━━ SUPPLIED DATA

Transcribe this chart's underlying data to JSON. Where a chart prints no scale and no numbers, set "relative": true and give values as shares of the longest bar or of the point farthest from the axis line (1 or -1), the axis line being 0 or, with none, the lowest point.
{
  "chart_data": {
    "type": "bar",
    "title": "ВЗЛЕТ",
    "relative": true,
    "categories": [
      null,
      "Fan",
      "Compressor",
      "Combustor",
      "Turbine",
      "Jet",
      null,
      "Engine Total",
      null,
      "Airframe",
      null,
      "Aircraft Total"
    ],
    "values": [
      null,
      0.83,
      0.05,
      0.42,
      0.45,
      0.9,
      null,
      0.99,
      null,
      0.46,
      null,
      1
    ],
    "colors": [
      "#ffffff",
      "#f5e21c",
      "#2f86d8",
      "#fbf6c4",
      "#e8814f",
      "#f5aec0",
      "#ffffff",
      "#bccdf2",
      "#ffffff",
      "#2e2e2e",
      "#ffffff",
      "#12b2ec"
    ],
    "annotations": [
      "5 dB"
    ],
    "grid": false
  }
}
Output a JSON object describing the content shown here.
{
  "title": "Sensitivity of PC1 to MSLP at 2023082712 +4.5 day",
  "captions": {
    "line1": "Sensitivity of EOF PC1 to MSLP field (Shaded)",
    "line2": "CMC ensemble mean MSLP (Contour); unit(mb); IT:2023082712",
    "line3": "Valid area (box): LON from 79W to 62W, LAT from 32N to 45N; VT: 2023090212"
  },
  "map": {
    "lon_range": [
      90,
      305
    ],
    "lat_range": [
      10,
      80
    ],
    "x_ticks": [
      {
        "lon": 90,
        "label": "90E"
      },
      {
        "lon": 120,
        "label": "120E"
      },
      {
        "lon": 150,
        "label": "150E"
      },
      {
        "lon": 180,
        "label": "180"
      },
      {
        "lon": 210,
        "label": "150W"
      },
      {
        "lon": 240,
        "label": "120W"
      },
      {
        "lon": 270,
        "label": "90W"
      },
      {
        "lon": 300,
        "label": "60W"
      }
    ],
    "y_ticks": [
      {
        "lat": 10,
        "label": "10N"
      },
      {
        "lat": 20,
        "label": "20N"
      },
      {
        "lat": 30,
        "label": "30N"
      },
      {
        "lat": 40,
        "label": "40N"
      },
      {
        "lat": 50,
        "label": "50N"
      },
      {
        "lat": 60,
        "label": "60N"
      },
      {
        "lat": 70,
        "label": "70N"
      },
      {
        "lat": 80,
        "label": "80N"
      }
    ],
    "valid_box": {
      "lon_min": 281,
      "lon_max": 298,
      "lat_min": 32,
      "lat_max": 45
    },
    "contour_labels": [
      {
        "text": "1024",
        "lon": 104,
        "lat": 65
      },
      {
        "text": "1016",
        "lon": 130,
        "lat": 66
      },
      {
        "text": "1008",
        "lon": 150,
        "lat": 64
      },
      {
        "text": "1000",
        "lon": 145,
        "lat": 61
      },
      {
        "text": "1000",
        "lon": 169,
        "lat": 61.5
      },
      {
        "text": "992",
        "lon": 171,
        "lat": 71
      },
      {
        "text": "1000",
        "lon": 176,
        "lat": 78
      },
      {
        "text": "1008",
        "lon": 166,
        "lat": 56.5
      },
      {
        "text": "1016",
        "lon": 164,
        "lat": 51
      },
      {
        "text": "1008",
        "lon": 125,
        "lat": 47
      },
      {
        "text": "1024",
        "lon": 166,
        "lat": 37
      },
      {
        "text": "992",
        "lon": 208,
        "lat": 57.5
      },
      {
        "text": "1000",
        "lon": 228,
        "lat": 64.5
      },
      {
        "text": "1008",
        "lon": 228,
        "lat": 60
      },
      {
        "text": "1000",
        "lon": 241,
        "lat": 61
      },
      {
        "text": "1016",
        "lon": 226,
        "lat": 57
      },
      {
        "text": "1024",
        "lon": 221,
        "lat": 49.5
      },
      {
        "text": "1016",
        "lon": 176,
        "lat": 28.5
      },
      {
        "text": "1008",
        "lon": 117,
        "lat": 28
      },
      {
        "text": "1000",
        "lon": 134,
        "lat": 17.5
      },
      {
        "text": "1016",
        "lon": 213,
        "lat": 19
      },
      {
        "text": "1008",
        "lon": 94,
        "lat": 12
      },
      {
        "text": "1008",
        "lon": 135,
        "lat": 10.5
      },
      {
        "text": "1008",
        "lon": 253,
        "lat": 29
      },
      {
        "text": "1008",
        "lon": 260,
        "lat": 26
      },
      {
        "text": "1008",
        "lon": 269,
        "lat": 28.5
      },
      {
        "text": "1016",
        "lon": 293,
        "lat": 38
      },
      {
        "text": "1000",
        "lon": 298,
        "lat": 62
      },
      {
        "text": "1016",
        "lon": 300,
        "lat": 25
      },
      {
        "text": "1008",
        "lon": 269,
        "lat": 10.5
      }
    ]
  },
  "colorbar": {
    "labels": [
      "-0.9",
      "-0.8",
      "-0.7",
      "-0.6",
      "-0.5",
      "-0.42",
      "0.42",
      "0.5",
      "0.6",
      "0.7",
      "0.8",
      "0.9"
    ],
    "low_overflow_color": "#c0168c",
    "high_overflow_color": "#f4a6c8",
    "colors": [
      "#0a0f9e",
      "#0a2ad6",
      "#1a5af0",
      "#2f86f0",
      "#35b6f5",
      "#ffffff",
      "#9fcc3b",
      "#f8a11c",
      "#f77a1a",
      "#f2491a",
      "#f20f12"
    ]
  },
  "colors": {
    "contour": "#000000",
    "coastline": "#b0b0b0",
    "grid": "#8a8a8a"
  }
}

━━━━

→ **INSTRUCTION**: Reproduce the material above exactly; please quote every line of it.

→ **ANSWER**:
Transcribe this chart's underlying data to JSON. Where a chart prints no scale and no numbers, set "relative": true and give values as shares of the longest bar or of the point farthest from the axis line (1 or -1), the axis line being 0 or, with none, the lowest point.
{
  "chart_data": {
    "type": "bar",
    "title": "ВЗЛЕТ",
    "relative": true,
    "categories": [
      null,
      "Fan",
      "Compressor",
      "Combustor",
      "Turbine",
      "Jet",
      null,
      "Engine Total",
      null,
      "Airframe",
      null,
      "Aircraft Total"
    ],
    "values": [
      null,
      0.83,
      0.05,
      0.42,
      0.45,
      0.9,
      null,
      0.99,
      null,
      0.46,
      null,
      1
    ],
    "colors": [
      "#ffffff",
      "#f5e21c",
      "#2f86d8",
      "#fbf6c4",
      "#e8814f",
      "#f5aec0",
      "#ffffff",
      "#bccdf2",
      "#ffffff",
      "#2e2e2e",
      "#ffffff",
      "#12b2ec"
    ],
    "annotations": [
      "5 dB"
    ],
    "grid": false
  }
}
Output a JSON object describing the content shown here.
{
  "title": "Sensitivity of PC1 to MSLP at 2023082712 +4.5 day",
  "captions": {
    "line1": "Sensitivity of EOF PC1 to MSLP field (Shaded)",
    "line2": "CMC ensemble mean MSLP (Contour); unit(mb); IT:2023082712",
    "line3": "Valid area (box): LON from 79W to 62W, LAT from 32N to 45N; VT: 2023090212"
  },
  "map": {
    "lon_range": [
      90,
      305
    ],
    "lat_range": [
      10,
      80
    ],
    "x_ticks": [
      {
        "lon": 90,
        "label": "90E"
      },
      {
        "lon": 120,
        "label": "120E"
      },
      {
        "lon": 150,
        "label": "150E"
      },
      {
        "lon": 180,
        "label": "180"
      },
      {
        "lon": 210,
        "label": "150W"
      },
      {
        "lon": 240,
        "label": "120W"
      },
      {
        "lon": 270,
        "label": "90W"
      },
      {
        "lon": 300,
        "label": "60W"
      }
    ],
    "y_ticks": [
      {
        "lat": 10,
        "label": "10N"
      },
      {
        "lat": 20,
        "label": "20N"
      },
      {
        "lat": 30,
        "label": "30N"
      },
      {
        "lat": 40,
        "label": "40N"
      },
      {
        "lat": 50,
        "label": "50N"
      },
      {
        "lat": 60,
        "label": "60N"
      },
      {
        "lat": 70,
        "label": "70N"
      },
      {
        "lat": 80,
        "label": "80N"
      }
    ],
    "valid_box": {
      "lon_min": 281,
      "lon_max": 298,
      "lat_min": 32,
      "lat_max": 45
    },
    "contour_labels": [
      {
        "text": "1024",
        "lon": 104,
        "lat": 65
      },
      {
        "text": "1016",
        "lon": 130,
        "lat": 66
      },
      {
        "text": "1008",
        "lon": 150,
        "lat": 64
      },
      {
        "text": "1000",
        "lon": 145,
        "lat": 61
      },
      {
        "text": "1000",
        "lon": 169,
        "lat": 61.5
      },
      {
        "text": "992",
        "lon": 171,
        "lat": 71
      },
      {
        "text": "1000",
        "lon": 176,
        "lat": 78
      },
      {
        "text": "1008",
        "lon": 166,
        "lat": 56.5
      },
      {
        "text": "1016",
        "lon": 164,
        "lat": 51
      },
      {
        "text": "1008",
        "lon": 125,
        "lat": 47
      },
      {
        "text": "1024",
        "lon": 166,
        "lat": 37
      },
      {
        "text": "992",
        "lon": 208,
        "lat": 57.5
      },
      {
        "text": "1000",
        "lon": 228,
        "lat": 64.5
      },
      {
        "text": "1008",
        "lon": 228,
        "lat": 60
      },
      {
        "text": "1000",
        "lon": 241,
        "lat": 61
      },
      {
        "text": "1016",
        "lon": 226,
        "lat": 57
      },
      {
        "text": "1024",
        "lon": 221,
        "lat": 49.5
      },
      {
        "text": "1016",
        "lon": 176,
        "lat": 28.5
      },
      {
        "text": "1008",
        "lon": 117,
        "lat": 28
      },
      {
        "text": "1000",
        "lon": 134,
        "lat": 17.5
      },
      {
        "text": "1016",
        "lon": 213,
        "lat": 19
      },
      {
        "text": "1008",
        "lon": 94,
        "lat": 12
      },
      {
        "text": "1008",
        "lon": 135,
        "lat": 10.5
      },
      {
        "text": "1008",
        "lon": 253,
        "lat": 29
      },
      {
        "text": "1008",
        "lon": 260,
        "lat": 26
      },
      {
        "text": "1008",
        "lon": 269,
        "lat": 28.5
      },
      {
        "text": "1016",
        "lon": 293,
        "lat": 38
      },
      {
        "text": "1000",
        "lon": 298,
        "lat": 62
      },
      {
        "text": "1016",
        "lon": 300,
        "lat": 25
      },
      {
        "text": "1008",
        "lon": 269,
        "lat": 10.5
      }
    ]
  },
  "colorbar": {
    "labels": [
      "-0.9",
      "-0.8",
      "-0.7",
      "-0.6",
      "-0.5",
      "-0.42",
      "0.42",
      "0.5",
      "0.6",
      "0.7",
      "0.8",
      "0.9"
    ],
    "low_overflow_color": "#c0168c",
    "high_overflow_color": "#f4a6c8",
    "colors": [
      "#0a0f9e",
      "#0a2ad6",
      "#1a5af0",
      "#2f86f0",
      "#35b6f5",
      "#ffffff",
      "#9fcc3b",
      "#f8a11c",
      "#f77a1a",
      "#f2491a",
      "#f20f12"
    ]
  },
  "colors": {
    "contour": "#000000",
    "coastline": "#b0b0b0",
    "grid": "#8a8a8a"
  }
}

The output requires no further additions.